▶ [PROBLEM STATEMENT]
Copy each line that contains the word "boundary".
----
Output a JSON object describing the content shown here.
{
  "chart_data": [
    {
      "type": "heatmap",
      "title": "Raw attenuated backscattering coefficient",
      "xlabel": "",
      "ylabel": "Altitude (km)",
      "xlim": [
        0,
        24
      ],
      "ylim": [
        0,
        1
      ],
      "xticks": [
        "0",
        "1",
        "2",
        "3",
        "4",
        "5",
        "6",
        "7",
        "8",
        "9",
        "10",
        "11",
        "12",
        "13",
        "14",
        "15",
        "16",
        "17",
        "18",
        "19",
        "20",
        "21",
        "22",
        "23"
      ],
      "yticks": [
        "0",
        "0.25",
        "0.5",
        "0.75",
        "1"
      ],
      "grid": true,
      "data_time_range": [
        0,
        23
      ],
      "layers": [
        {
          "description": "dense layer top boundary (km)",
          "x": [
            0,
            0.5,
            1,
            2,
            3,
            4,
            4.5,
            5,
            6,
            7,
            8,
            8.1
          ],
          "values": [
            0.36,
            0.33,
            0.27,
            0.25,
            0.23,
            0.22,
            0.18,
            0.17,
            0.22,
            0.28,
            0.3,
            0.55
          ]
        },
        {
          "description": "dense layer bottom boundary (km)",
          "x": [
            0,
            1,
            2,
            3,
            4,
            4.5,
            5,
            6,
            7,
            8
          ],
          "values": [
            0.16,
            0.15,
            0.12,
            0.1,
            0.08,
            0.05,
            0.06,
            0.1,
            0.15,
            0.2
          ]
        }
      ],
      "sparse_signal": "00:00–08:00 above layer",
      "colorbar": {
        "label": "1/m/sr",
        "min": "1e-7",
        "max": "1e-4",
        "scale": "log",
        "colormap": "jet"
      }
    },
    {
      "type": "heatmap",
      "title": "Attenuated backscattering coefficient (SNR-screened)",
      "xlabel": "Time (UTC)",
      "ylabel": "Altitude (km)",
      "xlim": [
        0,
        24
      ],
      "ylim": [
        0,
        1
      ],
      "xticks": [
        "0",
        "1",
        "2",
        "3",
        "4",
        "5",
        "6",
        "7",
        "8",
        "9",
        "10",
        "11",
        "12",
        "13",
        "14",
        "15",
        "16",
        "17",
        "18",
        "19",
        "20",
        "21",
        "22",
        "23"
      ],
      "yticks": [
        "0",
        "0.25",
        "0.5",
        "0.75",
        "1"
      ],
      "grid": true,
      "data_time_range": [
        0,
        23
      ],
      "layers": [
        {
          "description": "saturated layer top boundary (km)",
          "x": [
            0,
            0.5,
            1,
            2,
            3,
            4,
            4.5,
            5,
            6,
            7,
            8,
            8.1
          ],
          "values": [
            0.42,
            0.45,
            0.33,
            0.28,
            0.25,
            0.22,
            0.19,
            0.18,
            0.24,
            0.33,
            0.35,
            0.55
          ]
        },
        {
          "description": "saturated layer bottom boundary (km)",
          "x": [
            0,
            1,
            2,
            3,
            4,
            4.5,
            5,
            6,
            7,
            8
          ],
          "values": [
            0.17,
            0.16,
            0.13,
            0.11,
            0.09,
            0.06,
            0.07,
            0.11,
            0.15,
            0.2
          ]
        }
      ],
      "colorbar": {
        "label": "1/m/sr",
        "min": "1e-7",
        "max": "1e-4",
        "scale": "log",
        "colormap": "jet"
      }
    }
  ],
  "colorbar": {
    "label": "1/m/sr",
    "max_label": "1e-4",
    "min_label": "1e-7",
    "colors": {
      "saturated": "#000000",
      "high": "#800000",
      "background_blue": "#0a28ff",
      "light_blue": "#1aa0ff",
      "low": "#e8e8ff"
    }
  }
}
----
▶ [RESULT FOR THIS EXERCISE]
          "description": "dense layer top boundary (km)",
          "description": "dense layer bottom boundary (km)",
          "description": "saturated layer top boundary (km)",
          "description": "saturated layer bottom boundary (km)",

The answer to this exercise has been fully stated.